Challenge — The listing below should be copied in full, word for word.

++++ Extracted material ++++

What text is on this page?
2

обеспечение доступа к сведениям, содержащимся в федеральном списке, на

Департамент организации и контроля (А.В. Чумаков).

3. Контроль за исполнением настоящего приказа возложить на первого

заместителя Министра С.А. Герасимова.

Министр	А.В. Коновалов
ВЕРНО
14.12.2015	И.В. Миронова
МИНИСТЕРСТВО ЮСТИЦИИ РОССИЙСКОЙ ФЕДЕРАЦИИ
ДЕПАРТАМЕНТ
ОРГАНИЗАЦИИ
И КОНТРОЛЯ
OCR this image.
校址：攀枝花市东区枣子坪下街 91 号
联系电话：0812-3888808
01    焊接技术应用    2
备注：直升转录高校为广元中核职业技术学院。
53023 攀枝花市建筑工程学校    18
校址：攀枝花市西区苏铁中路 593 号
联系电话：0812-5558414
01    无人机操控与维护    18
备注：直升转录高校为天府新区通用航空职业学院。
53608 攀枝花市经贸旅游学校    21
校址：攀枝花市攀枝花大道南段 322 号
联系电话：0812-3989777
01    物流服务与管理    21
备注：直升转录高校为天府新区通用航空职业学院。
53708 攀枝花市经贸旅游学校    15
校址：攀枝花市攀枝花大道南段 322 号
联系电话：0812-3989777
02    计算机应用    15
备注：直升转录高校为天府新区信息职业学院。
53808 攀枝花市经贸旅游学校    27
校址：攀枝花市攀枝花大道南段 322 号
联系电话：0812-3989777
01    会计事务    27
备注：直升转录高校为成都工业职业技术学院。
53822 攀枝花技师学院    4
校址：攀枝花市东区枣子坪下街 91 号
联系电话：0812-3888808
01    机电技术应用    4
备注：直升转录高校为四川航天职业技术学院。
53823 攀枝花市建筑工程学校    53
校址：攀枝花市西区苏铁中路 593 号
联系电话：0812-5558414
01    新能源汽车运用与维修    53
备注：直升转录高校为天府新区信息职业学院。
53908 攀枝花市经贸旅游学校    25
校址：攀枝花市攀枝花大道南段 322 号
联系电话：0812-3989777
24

++++

The response —
What text is on this page?
2

обеспечение доступа к сведениям, содержащимся в федеральном списке, на

Департамент организации и контроля (А.В. Чумаков).

3. Контроль за исполнением настоящего приказа возложить на первого

заместителя Министра С.А. Герасимова.

Министр	А.В. Коновалов
ВЕРНО
14.12.2015	И.В. Миронова
МИНИСТЕРСТВО ЮСТИЦИИ РОССИЙСКОЙ ФЕДЕРАЦИИ
ДЕПАРТАМЕНТ
ОРГАНИЗАЦИИ
И КОНТРОЛЯ
OCR this image.
校址：攀枝花市东区枣子坪下街 91 号
联系电话：0812-3888808
01    焊接技术应用    2
备注：直升转录高校为广元中核职业技术学院。
53023 攀枝花市建筑工程学校    18
校址：攀枝花市西区苏铁中路 593 号
联系电话：0812-5558414
01    无人机操控与维护    18
备注：直升转录高校为天府新区通用航空职业学院。
53608 攀枝花市经贸旅游学校    21
校址：攀枝花市攀枝花大道南段 322 号
联系电话：0812-3989777
01    物流服务与管理    21
备注：直升转录高校为天府新区通用航空职业学院。
53708 攀枝花市经贸旅游学校    15
校址：攀枝花市攀枝花大道南段 322 号
联系电话：0812-3989777
02    计算机应用    15
备注：直升转录高校为天府新区信息职业学院。
53808 攀枝花市经贸旅游学校    27
校址：攀枝花市攀枝花大道南段 322 号
联系电话：0812-3989777
01    会计事务    27
备注：直升转录高校为成都工业职业技术学院。
53822 攀枝花技师学院    4
校址：攀枝花市东区枣子坪下街 91 号
联系电话：0812-3888808
01    机电技术应用    4
备注：直升转录高校为四川航天职业技术学院。
53823 攀枝花市建筑工程学校    53
校址：攀枝花市西区苏铁中路 593 号
联系电话：0812-5558414
01    新能源汽车运用与维修    53
备注：直升转录高校为天府新区信息职业学院。
53908 攀枝花市经贸旅游学校    25
校址：攀枝花市攀枝花大道南段 322 号
联系电话：0812-3989777
24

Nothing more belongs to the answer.